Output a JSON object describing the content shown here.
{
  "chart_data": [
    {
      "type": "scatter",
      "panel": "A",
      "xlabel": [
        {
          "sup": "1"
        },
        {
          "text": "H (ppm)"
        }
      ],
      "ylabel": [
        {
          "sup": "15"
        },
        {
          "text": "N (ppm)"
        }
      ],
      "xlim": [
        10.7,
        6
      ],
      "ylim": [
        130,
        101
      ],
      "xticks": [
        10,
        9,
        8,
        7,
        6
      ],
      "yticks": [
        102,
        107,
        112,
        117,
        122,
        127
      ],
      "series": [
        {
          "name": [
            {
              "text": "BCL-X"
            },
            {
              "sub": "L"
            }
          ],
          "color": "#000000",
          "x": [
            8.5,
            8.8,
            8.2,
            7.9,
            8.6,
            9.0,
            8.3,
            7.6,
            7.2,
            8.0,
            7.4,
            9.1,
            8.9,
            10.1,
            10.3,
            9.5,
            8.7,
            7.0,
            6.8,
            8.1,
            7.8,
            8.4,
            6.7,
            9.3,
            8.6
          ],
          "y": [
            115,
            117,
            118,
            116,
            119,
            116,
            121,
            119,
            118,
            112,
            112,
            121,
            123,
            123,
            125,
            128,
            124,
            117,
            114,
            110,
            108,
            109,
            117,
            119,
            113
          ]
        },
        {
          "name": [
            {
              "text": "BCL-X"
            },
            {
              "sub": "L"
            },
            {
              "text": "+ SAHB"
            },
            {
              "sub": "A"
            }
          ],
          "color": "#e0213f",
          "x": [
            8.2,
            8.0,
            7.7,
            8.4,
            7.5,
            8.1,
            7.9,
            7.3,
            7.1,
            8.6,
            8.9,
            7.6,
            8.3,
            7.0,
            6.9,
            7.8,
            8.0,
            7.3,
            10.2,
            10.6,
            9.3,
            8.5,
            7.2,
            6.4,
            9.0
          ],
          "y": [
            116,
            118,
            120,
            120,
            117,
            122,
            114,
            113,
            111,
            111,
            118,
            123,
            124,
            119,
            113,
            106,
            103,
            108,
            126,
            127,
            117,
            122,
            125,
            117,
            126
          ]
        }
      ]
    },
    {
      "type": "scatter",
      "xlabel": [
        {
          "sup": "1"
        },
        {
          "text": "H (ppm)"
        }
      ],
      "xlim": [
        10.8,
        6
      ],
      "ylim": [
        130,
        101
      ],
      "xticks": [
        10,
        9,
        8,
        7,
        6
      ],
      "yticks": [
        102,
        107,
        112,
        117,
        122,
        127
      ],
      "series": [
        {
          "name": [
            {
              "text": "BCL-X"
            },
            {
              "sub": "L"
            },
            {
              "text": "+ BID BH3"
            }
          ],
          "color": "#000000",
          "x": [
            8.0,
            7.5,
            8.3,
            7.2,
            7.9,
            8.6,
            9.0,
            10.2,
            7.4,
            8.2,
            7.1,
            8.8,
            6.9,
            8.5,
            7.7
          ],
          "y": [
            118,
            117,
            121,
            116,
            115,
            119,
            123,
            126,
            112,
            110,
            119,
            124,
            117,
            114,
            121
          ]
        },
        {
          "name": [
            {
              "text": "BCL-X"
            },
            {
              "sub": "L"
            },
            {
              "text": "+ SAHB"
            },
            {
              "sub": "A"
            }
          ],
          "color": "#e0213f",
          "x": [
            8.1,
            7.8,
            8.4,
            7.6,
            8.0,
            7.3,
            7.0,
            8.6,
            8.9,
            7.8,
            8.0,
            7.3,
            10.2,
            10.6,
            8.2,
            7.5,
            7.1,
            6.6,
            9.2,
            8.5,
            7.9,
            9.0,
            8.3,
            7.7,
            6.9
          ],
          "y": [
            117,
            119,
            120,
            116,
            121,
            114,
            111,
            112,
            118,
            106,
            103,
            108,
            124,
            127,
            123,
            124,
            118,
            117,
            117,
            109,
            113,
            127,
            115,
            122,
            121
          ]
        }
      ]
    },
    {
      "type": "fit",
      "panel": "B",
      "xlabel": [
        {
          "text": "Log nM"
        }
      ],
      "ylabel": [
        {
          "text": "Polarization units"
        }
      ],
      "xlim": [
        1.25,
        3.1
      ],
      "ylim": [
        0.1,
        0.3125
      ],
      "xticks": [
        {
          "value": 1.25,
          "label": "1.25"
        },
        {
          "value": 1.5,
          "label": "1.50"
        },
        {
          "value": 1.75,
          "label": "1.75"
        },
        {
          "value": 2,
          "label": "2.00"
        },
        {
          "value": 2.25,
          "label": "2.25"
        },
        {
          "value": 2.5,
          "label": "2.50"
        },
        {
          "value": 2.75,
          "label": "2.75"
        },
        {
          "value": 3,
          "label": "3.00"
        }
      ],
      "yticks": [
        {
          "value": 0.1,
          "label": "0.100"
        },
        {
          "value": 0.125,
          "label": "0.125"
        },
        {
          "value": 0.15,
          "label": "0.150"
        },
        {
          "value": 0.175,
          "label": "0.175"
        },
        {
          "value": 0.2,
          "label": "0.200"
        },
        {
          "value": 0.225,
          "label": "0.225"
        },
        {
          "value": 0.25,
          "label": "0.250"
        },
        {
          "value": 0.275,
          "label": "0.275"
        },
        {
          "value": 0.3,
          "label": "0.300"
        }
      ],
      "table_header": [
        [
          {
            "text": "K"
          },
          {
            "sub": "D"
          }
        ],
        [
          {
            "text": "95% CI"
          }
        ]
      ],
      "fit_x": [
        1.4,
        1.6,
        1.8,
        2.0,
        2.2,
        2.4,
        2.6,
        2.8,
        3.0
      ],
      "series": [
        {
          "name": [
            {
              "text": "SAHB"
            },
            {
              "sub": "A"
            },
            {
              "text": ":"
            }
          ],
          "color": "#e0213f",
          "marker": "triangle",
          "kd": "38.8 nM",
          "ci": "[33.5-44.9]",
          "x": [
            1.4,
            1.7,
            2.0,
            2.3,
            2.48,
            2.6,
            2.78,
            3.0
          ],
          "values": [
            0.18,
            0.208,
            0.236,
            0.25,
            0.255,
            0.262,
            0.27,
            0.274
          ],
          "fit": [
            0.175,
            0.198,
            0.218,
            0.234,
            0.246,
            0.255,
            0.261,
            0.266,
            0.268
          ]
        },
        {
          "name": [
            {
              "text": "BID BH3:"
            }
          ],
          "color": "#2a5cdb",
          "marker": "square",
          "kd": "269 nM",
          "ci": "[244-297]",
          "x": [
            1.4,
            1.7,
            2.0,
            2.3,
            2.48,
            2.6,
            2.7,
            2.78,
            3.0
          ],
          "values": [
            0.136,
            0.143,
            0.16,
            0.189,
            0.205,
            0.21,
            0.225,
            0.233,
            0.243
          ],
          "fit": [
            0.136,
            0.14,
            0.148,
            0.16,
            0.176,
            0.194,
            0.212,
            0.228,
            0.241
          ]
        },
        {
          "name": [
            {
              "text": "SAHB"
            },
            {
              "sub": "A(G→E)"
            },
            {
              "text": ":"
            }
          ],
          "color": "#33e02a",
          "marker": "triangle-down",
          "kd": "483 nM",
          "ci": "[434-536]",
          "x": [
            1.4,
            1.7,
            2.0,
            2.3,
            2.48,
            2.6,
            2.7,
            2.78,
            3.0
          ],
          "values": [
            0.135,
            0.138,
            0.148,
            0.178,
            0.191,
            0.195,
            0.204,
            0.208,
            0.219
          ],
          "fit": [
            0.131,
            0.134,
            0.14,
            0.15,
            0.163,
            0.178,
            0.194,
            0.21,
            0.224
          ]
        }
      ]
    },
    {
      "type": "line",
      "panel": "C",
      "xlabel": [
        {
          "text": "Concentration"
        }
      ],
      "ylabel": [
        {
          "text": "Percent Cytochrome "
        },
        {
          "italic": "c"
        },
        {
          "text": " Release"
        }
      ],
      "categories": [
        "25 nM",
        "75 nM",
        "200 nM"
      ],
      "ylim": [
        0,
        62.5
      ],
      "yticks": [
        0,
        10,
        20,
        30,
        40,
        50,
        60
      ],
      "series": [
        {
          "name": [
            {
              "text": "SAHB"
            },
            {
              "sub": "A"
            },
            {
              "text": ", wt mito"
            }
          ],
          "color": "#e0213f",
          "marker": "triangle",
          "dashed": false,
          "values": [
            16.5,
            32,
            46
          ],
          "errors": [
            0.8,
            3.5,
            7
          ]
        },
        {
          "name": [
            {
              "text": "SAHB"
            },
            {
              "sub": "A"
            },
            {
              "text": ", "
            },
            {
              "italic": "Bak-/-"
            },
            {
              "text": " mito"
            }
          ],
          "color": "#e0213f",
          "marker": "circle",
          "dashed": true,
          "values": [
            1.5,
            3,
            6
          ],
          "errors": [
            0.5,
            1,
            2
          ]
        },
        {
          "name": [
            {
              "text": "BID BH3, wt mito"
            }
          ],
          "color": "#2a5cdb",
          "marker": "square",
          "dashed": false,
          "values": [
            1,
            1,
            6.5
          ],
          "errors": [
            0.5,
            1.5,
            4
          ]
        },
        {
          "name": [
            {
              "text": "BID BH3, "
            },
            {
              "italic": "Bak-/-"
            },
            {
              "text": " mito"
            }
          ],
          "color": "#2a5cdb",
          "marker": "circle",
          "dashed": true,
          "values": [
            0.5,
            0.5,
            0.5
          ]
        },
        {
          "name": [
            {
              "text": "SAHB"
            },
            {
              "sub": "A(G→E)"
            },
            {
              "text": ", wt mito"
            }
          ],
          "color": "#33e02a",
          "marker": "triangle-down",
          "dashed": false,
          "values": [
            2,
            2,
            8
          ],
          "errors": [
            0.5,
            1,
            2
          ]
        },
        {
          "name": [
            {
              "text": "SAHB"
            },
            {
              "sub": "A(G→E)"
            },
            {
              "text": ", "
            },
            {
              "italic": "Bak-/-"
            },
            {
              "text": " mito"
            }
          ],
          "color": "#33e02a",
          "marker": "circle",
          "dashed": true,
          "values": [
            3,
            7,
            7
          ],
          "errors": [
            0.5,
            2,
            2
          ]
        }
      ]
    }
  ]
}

════════════════

REQUIREMENTS → Check each line of the data above for the string "type", then report how many lines have it, with no other words.

FINAL RESULT → 4